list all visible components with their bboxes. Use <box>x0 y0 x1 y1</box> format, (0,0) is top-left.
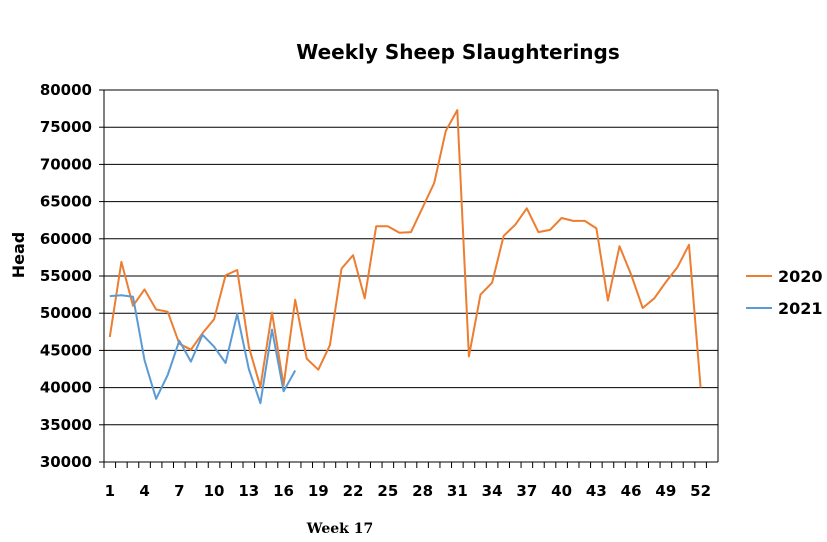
x-tick-label: 7 <box>174 482 184 500</box>
x-tick-label: 25 <box>377 482 398 500</box>
y-tick-label: 70000 <box>40 155 92 173</box>
x-tick-label: 10 <box>204 482 225 500</box>
y-tick-label: 45000 <box>40 341 92 359</box>
y-tick-label: 65000 <box>40 193 92 211</box>
y-tick-label: 35000 <box>40 416 92 434</box>
x-tick-label: 19 <box>308 482 329 500</box>
y-tick-label: 55000 <box>40 267 92 285</box>
x-tick-label: 52 <box>690 482 711 500</box>
x-tick-label: 40 <box>551 482 572 500</box>
y-tick-label: 60000 <box>40 230 92 248</box>
series-line-2020 <box>108 109 702 388</box>
x-tick-label: 49 <box>655 482 676 500</box>
x-tick-label: 37 <box>516 482 537 500</box>
grid-lines <box>99 89 719 468</box>
x-tick-label: 31 <box>447 482 468 500</box>
y-axis-title: Head <box>9 232 28 279</box>
week-note: Week 17 <box>306 521 373 537</box>
x-tick-label: 22 <box>343 482 364 500</box>
x-tick-label: 4 <box>139 482 149 500</box>
y-axis-ticks: 30000 35000 40000 45000 50000 55000 60000 65000… <box>40 81 92 471</box>
series-line-2021 <box>109 294 297 405</box>
x-tick-label: 1 <box>105 482 115 500</box>
x-tick-label: 43 <box>586 482 607 500</box>
x-tick-label: 13 <box>238 482 259 500</box>
series-lines <box>108 109 702 405</box>
y-tick-label: 30000 <box>40 453 92 471</box>
y-tick-label: 40000 <box>40 379 92 397</box>
legend-label-2021: 2021 <box>778 299 823 318</box>
x-tick-label: 46 <box>621 482 642 500</box>
x-tick-label: 28 <box>412 482 433 500</box>
y-tick-label: 75000 <box>40 118 92 136</box>
x-tick-label: 34 <box>482 482 503 500</box>
chart-title: Weekly Sheep Slaughterings <box>296 40 620 64</box>
x-tick-label: 16 <box>273 482 294 500</box>
y-tick-label: 80000 <box>40 81 92 99</box>
legend-label-2020: 2020 <box>778 267 823 286</box>
x-axis-ticks: 1 4 7 10 13 16 19 22 25 28 31 34 37 40 43 46 49 52 <box>105 482 711 500</box>
legend: 2020 2021 <box>746 267 823 318</box>
y-tick-label: 50000 <box>40 304 92 322</box>
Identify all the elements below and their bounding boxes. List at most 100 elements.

━━━

» **YOUR TASK**
Arrange the data above, from the line containing "x-tick-label: 7 <box>174 482 184 500</box>" down to the line containing "x-tick-label: 52 <box>690 482 711 500</box>", both included, as a Markdown table with the columns No. and Line, one row per line and blank lines left out.

» **FINISHED EXERCISE**
| No. | Line |
|---|---|
| 1 | x-tick-label: 7 <box>174 482 184 500</box> |
| 2 | x-tick-label: 25 <box>377 482 398 500</box> |
| 3 | y-tick-label: 70000 <box>40 155 92 173</box> |
| 4 | x-tick-label: 10 <box>204 482 225 500</box> |
| 5 | y-tick-label: 45000 <box>40 341 92 359</box> |
| 6 | y-tick-label: 65000 <box>40 193 92 211</box> |
| 7 | y-tick-label: 35000 <box>40 416 92 434</box> |
| 8 | x-tick-label: 19 <box>308 482 329 500</box> |
| 9 | y-tick-label: 55000 <box>40 267 92 285</box> |
| 10 | x-tick-label: 52 <box>690 482 711 500</box> |